▸ **The request**
Reproduce all the entries exactly and keep the pictures out.

[Collection entries]
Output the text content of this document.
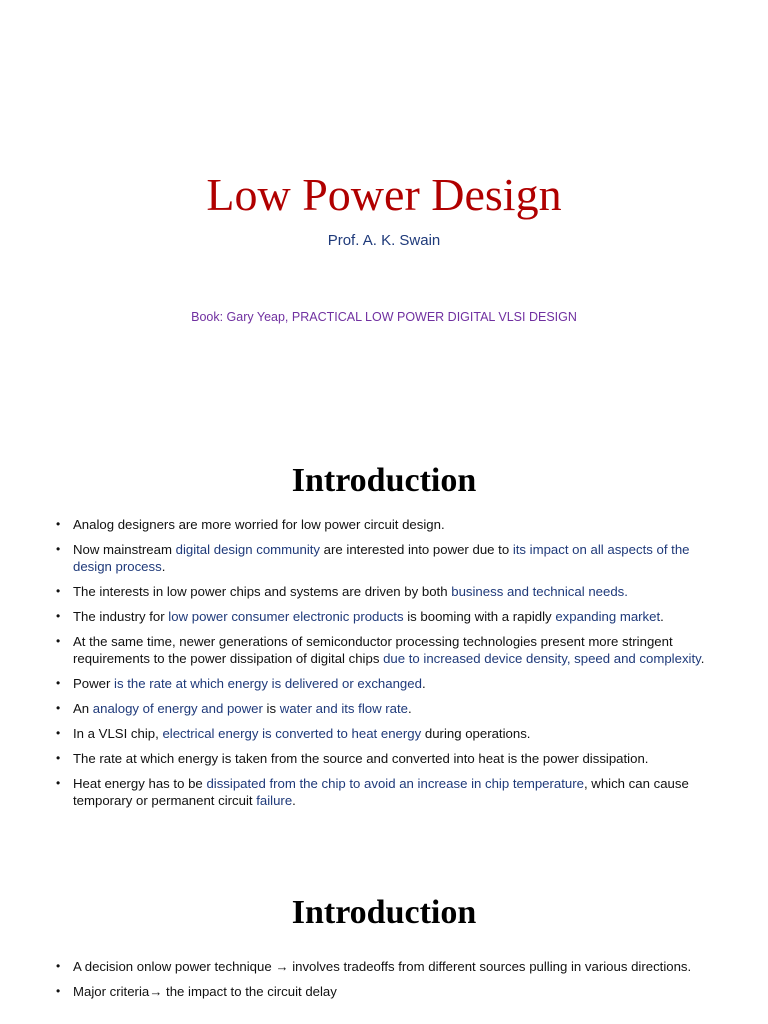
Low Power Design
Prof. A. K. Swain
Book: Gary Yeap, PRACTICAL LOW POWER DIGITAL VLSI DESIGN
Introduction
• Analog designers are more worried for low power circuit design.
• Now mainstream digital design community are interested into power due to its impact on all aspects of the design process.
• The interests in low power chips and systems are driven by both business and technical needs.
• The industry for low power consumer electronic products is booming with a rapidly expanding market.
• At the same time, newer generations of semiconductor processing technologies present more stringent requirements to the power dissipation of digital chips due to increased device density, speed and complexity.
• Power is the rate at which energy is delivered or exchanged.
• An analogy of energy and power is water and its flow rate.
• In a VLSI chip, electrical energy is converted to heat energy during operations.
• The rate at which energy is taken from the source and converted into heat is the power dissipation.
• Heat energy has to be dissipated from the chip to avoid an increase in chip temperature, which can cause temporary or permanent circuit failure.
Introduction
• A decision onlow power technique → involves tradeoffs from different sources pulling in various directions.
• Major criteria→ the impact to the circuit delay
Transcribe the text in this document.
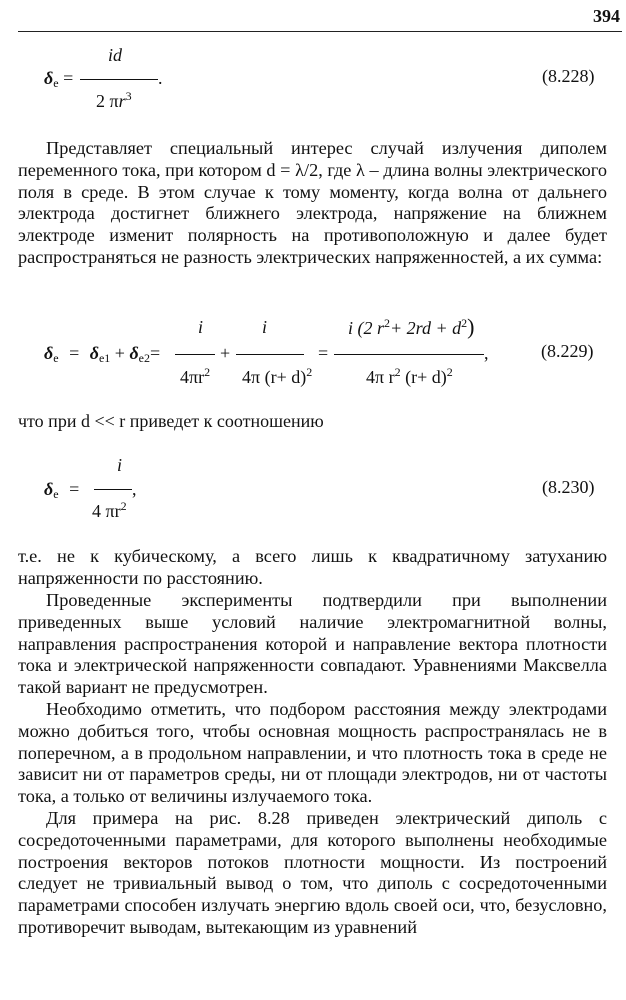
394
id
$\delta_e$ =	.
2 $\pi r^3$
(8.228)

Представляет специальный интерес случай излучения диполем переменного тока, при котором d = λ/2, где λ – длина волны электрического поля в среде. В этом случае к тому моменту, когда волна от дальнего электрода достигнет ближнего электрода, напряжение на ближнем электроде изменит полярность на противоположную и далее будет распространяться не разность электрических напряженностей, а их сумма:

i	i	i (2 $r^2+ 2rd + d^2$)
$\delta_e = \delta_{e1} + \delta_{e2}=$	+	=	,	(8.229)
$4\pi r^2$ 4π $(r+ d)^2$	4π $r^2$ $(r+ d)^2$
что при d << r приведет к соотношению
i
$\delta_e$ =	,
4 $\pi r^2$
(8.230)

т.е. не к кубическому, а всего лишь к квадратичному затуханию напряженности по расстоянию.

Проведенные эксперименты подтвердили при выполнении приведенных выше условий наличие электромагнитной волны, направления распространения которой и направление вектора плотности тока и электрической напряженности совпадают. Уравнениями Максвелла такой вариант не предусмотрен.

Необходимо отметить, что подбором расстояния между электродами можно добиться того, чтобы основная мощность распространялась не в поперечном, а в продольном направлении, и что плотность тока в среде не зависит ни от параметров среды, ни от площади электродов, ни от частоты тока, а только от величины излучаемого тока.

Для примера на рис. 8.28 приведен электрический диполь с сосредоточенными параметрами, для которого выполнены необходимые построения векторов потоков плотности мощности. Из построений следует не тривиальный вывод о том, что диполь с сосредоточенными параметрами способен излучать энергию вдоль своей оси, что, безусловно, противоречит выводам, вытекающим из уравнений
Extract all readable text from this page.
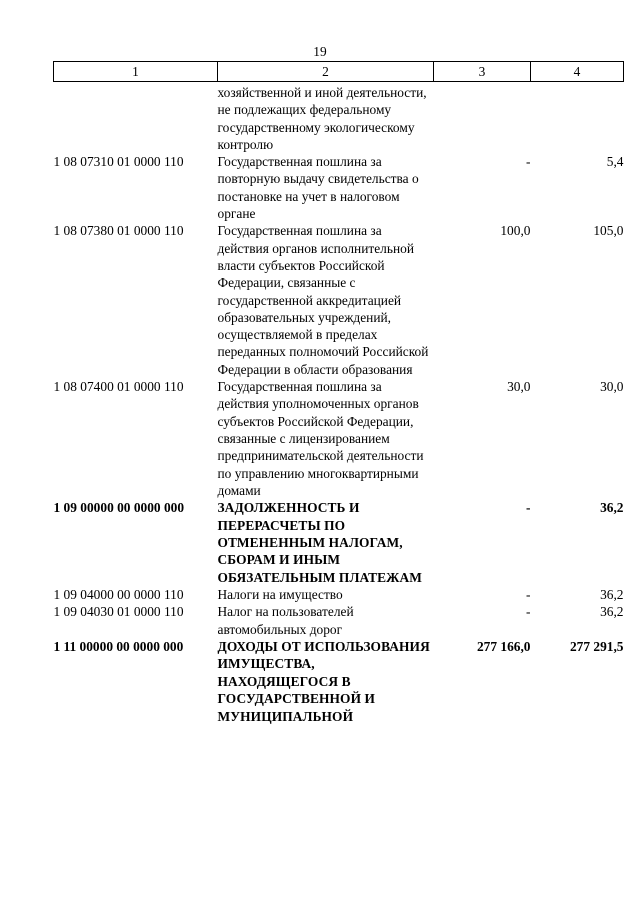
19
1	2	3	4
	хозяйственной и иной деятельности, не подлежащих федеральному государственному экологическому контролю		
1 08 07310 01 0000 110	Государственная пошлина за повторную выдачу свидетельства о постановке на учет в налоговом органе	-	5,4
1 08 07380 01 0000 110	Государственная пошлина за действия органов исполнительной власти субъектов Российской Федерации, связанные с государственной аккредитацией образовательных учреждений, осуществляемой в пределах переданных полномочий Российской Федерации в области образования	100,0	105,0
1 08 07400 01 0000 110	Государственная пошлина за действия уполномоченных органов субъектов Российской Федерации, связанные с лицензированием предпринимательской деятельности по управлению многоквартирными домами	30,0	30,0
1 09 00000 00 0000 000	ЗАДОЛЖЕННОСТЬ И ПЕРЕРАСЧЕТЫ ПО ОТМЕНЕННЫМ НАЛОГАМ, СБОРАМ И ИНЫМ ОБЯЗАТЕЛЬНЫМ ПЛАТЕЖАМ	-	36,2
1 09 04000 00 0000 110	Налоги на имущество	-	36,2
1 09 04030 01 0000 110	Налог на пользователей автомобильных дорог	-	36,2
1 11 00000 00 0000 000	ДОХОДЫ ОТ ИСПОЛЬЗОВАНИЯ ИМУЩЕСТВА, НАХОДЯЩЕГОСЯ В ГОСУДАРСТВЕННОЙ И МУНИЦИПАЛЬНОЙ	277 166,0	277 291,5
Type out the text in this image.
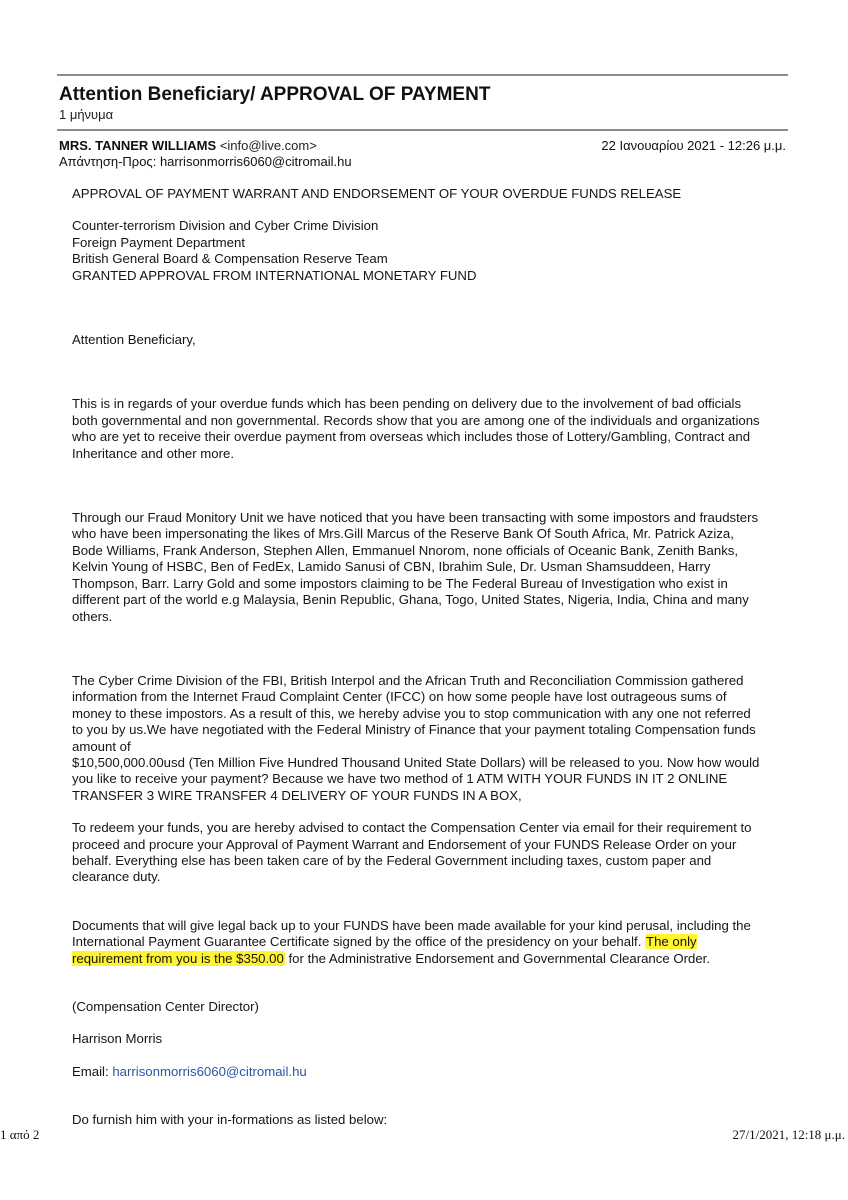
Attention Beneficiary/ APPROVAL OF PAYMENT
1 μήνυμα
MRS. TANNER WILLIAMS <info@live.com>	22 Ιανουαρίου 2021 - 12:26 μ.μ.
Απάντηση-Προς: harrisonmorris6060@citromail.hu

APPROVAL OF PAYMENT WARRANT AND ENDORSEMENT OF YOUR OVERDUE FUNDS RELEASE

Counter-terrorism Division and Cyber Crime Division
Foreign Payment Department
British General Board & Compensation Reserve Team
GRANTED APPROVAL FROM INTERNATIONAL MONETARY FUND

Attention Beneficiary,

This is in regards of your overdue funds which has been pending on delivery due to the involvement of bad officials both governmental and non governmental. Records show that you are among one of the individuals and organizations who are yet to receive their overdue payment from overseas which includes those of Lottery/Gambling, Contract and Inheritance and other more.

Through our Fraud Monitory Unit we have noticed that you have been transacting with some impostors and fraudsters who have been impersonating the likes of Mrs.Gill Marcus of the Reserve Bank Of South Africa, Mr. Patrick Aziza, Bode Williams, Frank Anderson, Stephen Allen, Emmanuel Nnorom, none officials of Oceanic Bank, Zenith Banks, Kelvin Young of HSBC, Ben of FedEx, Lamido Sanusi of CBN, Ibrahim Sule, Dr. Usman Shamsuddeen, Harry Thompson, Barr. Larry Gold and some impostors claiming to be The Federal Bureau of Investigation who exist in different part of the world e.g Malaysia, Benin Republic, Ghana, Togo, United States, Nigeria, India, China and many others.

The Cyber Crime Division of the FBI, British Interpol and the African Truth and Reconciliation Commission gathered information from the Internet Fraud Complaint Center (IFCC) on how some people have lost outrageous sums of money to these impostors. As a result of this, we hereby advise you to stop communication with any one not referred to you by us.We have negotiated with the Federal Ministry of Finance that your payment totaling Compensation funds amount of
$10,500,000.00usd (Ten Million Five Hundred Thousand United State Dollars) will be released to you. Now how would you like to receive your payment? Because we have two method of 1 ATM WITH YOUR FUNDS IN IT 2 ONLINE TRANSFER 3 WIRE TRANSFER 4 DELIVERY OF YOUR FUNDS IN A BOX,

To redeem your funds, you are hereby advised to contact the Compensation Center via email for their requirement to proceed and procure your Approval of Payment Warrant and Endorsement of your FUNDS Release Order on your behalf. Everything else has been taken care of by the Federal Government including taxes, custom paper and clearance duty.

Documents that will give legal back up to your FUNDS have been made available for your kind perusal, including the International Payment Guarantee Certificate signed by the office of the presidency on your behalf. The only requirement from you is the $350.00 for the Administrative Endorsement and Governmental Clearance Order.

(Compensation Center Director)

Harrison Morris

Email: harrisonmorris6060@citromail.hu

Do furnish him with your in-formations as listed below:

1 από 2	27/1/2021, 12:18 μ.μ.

▸ **Task output**
Output the text content of this document.
Low Power Design
Prof. A. K. Swain
Book: Gary Yeap, PRACTICAL LOW POWER DIGITAL VLSI DESIGN
Introduction
• Analog designers are more worried for low power circuit design.
• Now mainstream digital design community are interested into power due to its impact on all aspects of the design process.
• The interests in low power chips and systems are driven by both business and technical needs.
• The industry for low power consumer electronic products is booming with a rapidly expanding market.
• At the same time, newer generations of semiconductor processing technologies present more stringent requirements to the power dissipation of digital chips due to increased device density, speed and complexity.
• Power is the rate at which energy is delivered or exchanged.
• An analogy of energy and power is water and its flow rate.
• In a VLSI chip, electrical energy is converted to heat energy during operations.
• The rate at which energy is taken from the source and converted into heat is the power dissipation.
• Heat energy has to be dissipated from the chip to avoid an increase in chip temperature, which can cause temporary or permanent circuit failure.
Introduction
• A decision onlow power technique → involves tradeoffs from different sources pulling in various directions.
• Major criteria→ the impact to the circuit delay
Transcribe the text in this document.
394
id
$\delta_e$ =	.
2 $\pi r^3$
(8.228)

Представляет специальный интерес случай излучения диполем переменного тока, при котором d = λ/2, где λ – длина волны электрического поля в среде. В этом случае к тому моменту, когда волна от дальнего электрода достигнет ближнего электрода, напряжение на ближнем электроде изменит полярность на противоположную и далее будет распространяться не разность электрических напряженностей, а их сумма:

i	i	i (2 $r^2+ 2rd + d^2$)
$\delta_e = \delta_{e1} + \delta_{e2}=$	+	=	,	(8.229)
$4\pi r^2$ 4π $(r+ d)^2$	4π $r^2$ $(r+ d)^2$
что при d << r приведет к соотношению
i
$\delta_e$ =	,
4 $\pi r^2$
(8.230)

т.е. не к кубическому, а всего лишь к квадратичному затуханию напряженности по расстоянию.

Проведенные эксперименты подтвердили при выполнении приведенных выше условий наличие электромагнитной волны, направления распространения которой и направление вектора плотности тока и электрической напряженности совпадают. Уравнениями Максвелла такой вариант не предусмотрен.

Необходимо отметить, что подбором расстояния между электродами можно добиться того, чтобы основная мощность распространялась не в поперечном, а в продольном направлении, и что плотность тока в среде не зависит ни от параметров среды, ни от площади электродов, ни от частоты тока, а только от величины излучаемого тока.

Для примера на рис. 8.28 приведен электрический диполь с сосредоточенными параметрами, для которого выполнены необходимые построения векторов потоков плотности мощности. Из построений следует не тривиальный вывод о том, что диполь с сосредоточенными параметрами способен излучать энергию вдоль своей оси, что, безусловно, противоречит выводам, вытекающим из уравнений
Extract all readable text from this page.
19
1	2	3	4
	хозяйственной и иной деятельности, не подлежащих федеральному государственному экологическому контролю		
1 08 07310 01 0000 110	Государственная пошлина за повторную выдачу свидетельства о постановке на учет в налоговом органе	-	5,4
1 08 07380 01 0000 110	Государственная пошлина за действия органов исполнительной власти субъектов Российской Федерации, связанные с государственной аккредитацией образовательных учреждений, осуществляемой в пределах переданных полномочий Российской Федерации в области образования	100,0	105,0
1 08 07400 01 0000 110	Государственная пошлина за действия уполномоченных органов субъектов Российской Федерации, связанные с лицензированием предпринимательской деятельности по управлению многоквартирными домами	30,0	30,0
1 09 00000 00 0000 000	ЗАДОЛЖЕННОСТЬ И ПЕРЕРАСЧЕТЫ ПО ОТМЕНЕННЫМ НАЛОГАМ, СБОРАМ И ИНЫМ ОБЯЗАТЕЛЬНЫМ ПЛАТЕЖАМ	-	36,2
1 09 04000 00 0000 110	Налоги на имущество	-	36,2
1 09 04030 01 0000 110	Налог на пользователей автомобильных дорог	-	36,2
1 11 00000 00 0000 000	ДОХОДЫ ОТ ИСПОЛЬЗОВАНИЯ ИМУЩЕСТВА, НАХОДЯЩЕГОСЯ В ГОСУДАРСТВЕННОЙ И МУНИЦИПАЛЬНОЙ	277 166,0	277 291,5
Type out the text in this image.
Attention Beneficiary/ APPROVAL OF PAYMENT
1 μήνυμα
MRS. TANNER WILLIAMS <info@live.com>	22 Ιανουαρίου 2021 - 12:26 μ.μ.
Απάντηση-Προς: harrisonmorris6060@citromail.hu

APPROVAL OF PAYMENT WARRANT AND ENDORSEMENT OF YOUR OVERDUE FUNDS RELEASE

Counter-terrorism Division and Cyber Crime Division
Foreign Payment Department
British General Board & Compensation Reserve Team
GRANTED APPROVAL FROM INTERNATIONAL MONETARY FUND

Attention Beneficiary,

This is in regards of your overdue funds which has been pending on delivery due to the involvement of bad officials both governmental and non governmental. Records show that you are among one of the individuals and organizations who are yet to receive their overdue payment from overseas which includes those of Lottery/Gambling, Contract and Inheritance and other more.

Through our Fraud Monitory Unit we have noticed that you have been transacting with some impostors and fraudsters who have been impersonating the likes of Mrs.Gill Marcus of the Reserve Bank Of South Africa, Mr. Patrick Aziza, Bode Williams, Frank Anderson, Stephen Allen, Emmanuel Nnorom, none officials of Oceanic Bank, Zenith Banks, Kelvin Young of HSBC, Ben of FedEx, Lamido Sanusi of CBN, Ibrahim Sule, Dr. Usman Shamsuddeen, Harry Thompson, Barr. Larry Gold and some impostors claiming to be The Federal Bureau of Investigation who exist in different part of the world e.g Malaysia, Benin Republic, Ghana, Togo, United States, Nigeria, India, China and many others.

The Cyber Crime Division of the FBI, British Interpol and the African Truth and Reconciliation Commission gathered information from the Internet Fraud Complaint Center (IFCC) on how some people have lost outrageous sums of money to these impostors. As a result of this, we hereby advise you to stop communication with any one not referred to you by us.We have negotiated with the Federal Ministry of Finance that your payment totaling Compensation funds amount of
$10,500,000.00usd (Ten Million Five Hundred Thousand United State Dollars) will be released to you. Now how would you like to receive your payment? Because we have two method of 1 ATM WITH YOUR FUNDS IN IT 2 ONLINE TRANSFER 3 WIRE TRANSFER 4 DELIVERY OF YOUR FUNDS IN A BOX,

To redeem your funds, you are hereby advised to contact the Compensation Center via email for their requirement to proceed and procure your Approval of Payment Warrant and Endorsement of your FUNDS Release Order on your behalf. Everything else has been taken care of by the Federal Government including taxes, custom paper and clearance duty.

Documents that will give legal back up to your FUNDS have been made available for your kind perusal, including the International Payment Guarantee Certificate signed by the office of the presidency on your behalf. The only requirement from you is the $350.00 for the Administrative Endorsement and Governmental Clearance Order.

(Compensation Center Director)

Harrison Morris

Email: harrisonmorris6060@citromail.hu

Do furnish him with your in-formations as listed below:

1 από 2	27/1/2021, 12:18 μ.μ.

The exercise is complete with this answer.